-- START --

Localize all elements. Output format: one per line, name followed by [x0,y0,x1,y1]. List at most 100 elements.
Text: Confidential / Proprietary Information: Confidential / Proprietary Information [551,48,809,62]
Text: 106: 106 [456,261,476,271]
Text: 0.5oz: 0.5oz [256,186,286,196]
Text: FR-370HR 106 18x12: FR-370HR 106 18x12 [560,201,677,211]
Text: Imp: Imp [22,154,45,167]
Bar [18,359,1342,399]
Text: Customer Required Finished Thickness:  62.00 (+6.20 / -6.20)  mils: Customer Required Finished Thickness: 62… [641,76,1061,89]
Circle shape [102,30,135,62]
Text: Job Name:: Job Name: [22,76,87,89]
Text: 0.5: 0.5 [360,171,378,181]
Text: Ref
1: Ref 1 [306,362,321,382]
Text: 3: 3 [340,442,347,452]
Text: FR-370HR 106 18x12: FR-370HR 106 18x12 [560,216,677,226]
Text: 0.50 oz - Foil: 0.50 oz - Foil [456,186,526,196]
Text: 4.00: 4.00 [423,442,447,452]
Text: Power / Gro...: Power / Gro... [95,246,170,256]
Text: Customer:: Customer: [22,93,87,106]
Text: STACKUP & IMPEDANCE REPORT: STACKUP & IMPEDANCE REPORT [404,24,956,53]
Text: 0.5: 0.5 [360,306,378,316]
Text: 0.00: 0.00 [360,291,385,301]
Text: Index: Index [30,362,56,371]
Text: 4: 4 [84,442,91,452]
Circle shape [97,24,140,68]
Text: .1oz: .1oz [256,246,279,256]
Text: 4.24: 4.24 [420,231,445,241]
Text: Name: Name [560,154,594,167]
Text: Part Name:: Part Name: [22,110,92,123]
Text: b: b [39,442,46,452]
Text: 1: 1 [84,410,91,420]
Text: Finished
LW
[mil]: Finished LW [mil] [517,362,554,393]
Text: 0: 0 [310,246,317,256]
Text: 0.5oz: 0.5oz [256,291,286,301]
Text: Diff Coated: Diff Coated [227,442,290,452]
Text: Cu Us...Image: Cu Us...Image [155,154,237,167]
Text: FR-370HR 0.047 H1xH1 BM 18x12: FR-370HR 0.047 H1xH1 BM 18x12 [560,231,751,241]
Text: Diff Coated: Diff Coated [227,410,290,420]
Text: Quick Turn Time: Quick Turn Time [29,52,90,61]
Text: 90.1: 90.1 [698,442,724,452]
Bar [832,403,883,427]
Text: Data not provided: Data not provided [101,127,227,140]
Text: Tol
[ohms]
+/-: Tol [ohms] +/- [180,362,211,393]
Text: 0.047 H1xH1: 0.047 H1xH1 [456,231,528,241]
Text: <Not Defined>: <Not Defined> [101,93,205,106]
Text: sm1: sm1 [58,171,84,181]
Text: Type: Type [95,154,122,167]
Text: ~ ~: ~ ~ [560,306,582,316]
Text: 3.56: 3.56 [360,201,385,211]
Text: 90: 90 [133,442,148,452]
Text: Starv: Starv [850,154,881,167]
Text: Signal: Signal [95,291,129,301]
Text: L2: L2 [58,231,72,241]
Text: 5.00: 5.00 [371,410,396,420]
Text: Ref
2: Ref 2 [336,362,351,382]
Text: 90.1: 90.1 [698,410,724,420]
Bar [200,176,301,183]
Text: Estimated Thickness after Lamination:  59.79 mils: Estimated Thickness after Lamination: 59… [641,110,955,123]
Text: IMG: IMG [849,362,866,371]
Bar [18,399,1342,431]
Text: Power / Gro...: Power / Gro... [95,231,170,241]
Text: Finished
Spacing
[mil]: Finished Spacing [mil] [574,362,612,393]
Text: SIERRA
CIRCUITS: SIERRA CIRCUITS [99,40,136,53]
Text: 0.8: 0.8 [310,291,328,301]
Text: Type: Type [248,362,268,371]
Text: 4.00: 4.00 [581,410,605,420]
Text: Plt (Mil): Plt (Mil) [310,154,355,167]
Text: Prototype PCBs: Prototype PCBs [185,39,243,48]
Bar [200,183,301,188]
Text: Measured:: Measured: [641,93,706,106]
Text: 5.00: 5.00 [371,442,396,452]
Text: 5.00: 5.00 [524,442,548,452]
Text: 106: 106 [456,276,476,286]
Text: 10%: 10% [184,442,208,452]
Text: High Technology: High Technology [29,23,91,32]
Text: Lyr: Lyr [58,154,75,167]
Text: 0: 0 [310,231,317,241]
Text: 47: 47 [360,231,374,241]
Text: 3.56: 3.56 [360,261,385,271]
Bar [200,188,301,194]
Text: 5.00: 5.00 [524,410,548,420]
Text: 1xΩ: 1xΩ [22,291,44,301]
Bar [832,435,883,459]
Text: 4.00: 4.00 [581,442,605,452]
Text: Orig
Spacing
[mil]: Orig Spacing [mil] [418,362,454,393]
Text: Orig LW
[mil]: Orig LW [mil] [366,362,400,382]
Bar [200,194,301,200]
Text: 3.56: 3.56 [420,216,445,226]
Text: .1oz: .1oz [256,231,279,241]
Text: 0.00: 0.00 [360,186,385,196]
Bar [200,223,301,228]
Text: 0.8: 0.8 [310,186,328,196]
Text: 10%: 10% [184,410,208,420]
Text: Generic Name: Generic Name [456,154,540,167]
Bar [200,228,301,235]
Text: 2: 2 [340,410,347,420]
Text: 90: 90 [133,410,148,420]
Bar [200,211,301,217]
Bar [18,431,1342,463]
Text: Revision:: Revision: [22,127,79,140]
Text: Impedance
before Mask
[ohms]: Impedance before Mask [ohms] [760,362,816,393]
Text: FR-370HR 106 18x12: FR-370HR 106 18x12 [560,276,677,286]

-- END --

### What the exercise asks
Reproduce the records above in full, swapping every occurrence of "Diff Coated" for "Differential Coated" and leaving everything else unchanged.

### Problem solution
Localize all elements. Output format: one per line, name followed by [x0,y0,x1,y1]. List at most 100 elements.
Text: Confidential / Proprietary Information: Confidential / Proprietary Information [551,48,809,62]
Text: 106: 106 [456,261,476,271]
Text: 0.5oz: 0.5oz [256,186,286,196]
Text: FR-370HR 106 18x12: FR-370HR 106 18x12 [560,201,677,211]
Text: Imp: Imp [22,154,45,167]
Bar [18,359,1342,399]
Text: Customer Required Finished Thickness:  62.00 (+6.20 / -6.20)  mils: Customer Required Finished Thickness: 62… [641,76,1061,89]
Circle shape [102,30,135,62]
Text: Job Name:: Job Name: [22,76,87,89]
Text: 0.5: 0.5 [360,171,378,181]
Text: Ref
1: Ref 1 [306,362,321,382]
Text: 3: 3 [340,442,347,452]
Text: FR-370HR 106 18x12: FR-370HR 106 18x12 [560,216,677,226]
Text: 0.50 oz - Foil: 0.50 oz - Foil [456,186,526,196]
Text: 4.00: 4.00 [423,442,447,452]
Text: Power / Gro...: Power / Gro... [95,246,170,256]
Text: Customer:: Customer: [22,93,87,106]
Text: STACKUP & IMPEDANCE REPORT: STACKUP & IMPEDANCE REPORT [404,24,956,53]
Text: 0.5: 0.5 [360,306,378,316]
Text: 0.00: 0.00 [360,291,385,301]
Text: Index: Index [30,362,56,371]
Text: 4: 4 [84,442,91,452]
Circle shape [97,24,140,68]
Text: .1oz: .1oz [256,246,279,256]
Text: 4.24: 4.24 [420,231,445,241]
Text: Name: Name [560,154,594,167]
Text: Part Name:: Part Name: [22,110,92,123]
Text: b: b [39,442,46,452]
Text: 1: 1 [84,410,91,420]
Text: Finished
LW
[mil]: Finished LW [mil] [517,362,554,393]
Text: 0: 0 [310,246,317,256]
Text: 0.5oz: 0.5oz [256,291,286,301]
Text: Differential Coated: Differential Coated [227,442,290,452]
Text: Cu Us...Image: Cu Us...Image [155,154,237,167]
Text: FR-370HR 0.047 H1xH1 BM 18x12: FR-370HR 0.047 H1xH1 BM 18x12 [560,231,751,241]
Text: Differential Coated: Differential Coated [227,410,290,420]
Text: Quick Turn Time: Quick Turn Time [29,52,90,61]
Text: 90.1: 90.1 [698,442,724,452]
Bar [832,403,883,427]
Text: Data not provided: Data not provided [101,127,227,140]
Text: Tol
[ohms]
+/-: Tol [ohms] +/- [180,362,211,393]
Text: 0.047 H1xH1: 0.047 H1xH1 [456,231,528,241]
Text: <Not Defined>: <Not Defined> [101,93,205,106]
Text: sm1: sm1 [58,171,84,181]
Text: Type: Type [95,154,122,167]
Text: ~ ~: ~ ~ [560,306,582,316]
Text: 3.56: 3.56 [360,201,385,211]
Text: 90: 90 [133,442,148,452]
Text: Starv: Starv [850,154,881,167]
Text: Signal: Signal [95,291,129,301]
Text: L2: L2 [58,231,72,241]
Text: 5.00: 5.00 [371,410,396,420]
Text: Ref
2: Ref 2 [336,362,351,382]
Text: 90.1: 90.1 [698,410,724,420]
Bar [200,176,301,183]
Text: Estimated Thickness after Lamination:  59.79 mils: Estimated Thickness after Lamination: 59… [641,110,955,123]
Text: IMG: IMG [849,362,866,371]
Bar [18,399,1342,431]
Text: Power / Gro...: Power / Gro... [95,231,170,241]
Text: Finished
Spacing
[mil]: Finished Spacing [mil] [574,362,612,393]
Text: SIERRA
CIRCUITS: SIERRA CIRCUITS [99,40,136,53]
Text: 0.8: 0.8 [310,291,328,301]
Text: Type: Type [248,362,268,371]
Text: 4.00: 4.00 [581,410,605,420]
Text: Plt (Mil): Plt (Mil) [310,154,355,167]
Text: Prototype PCBs: Prototype PCBs [185,39,243,48]
Bar [200,183,301,188]
Text: Measured:: Measured: [641,93,706,106]
Text: 5.00: 5.00 [371,442,396,452]
Text: 5.00: 5.00 [524,442,548,452]
Text: 106: 106 [456,276,476,286]
Text: 10%: 10% [184,442,208,452]
Text: High Technology: High Technology [29,23,91,32]
Text: Lyr: Lyr [58,154,75,167]
Text: 0: 0 [310,231,317,241]
Text: 47: 47 [360,231,374,241]
Text: 3.56: 3.56 [360,261,385,271]
Bar [200,188,301,194]
Text: 5.00: 5.00 [524,410,548,420]
Text: 1xΩ: 1xΩ [22,291,44,301]
Bar [832,435,883,459]
Text: 4.00: 4.00 [581,442,605,452]
Text: Orig
Spacing
[mil]: Orig Spacing [mil] [418,362,454,393]
Text: Orig LW
[mil]: Orig LW [mil] [366,362,400,382]
Bar [200,194,301,200]
Text: 3.56: 3.56 [420,216,445,226]
Text: .1oz: .1oz [256,231,279,241]
Text: 0.00: 0.00 [360,186,385,196]
Bar [200,223,301,228]
Text: 0.8: 0.8 [310,186,328,196]
Text: 10%: 10% [184,410,208,420]
Text: Generic Name: Generic Name [456,154,540,167]
Bar [200,228,301,235]
Text: 2: 2 [340,410,347,420]
Text: 90: 90 [133,410,148,420]
Bar [200,211,301,217]
Bar [18,431,1342,463]
Text: Revision:: Revision: [22,127,79,140]
Text: Impedance
before Mask
[ohms]: Impedance before Mask [ohms] [760,362,816,393]
Text: FR-370HR 106 18x12: FR-370HR 106 18x12 [560,276,677,286]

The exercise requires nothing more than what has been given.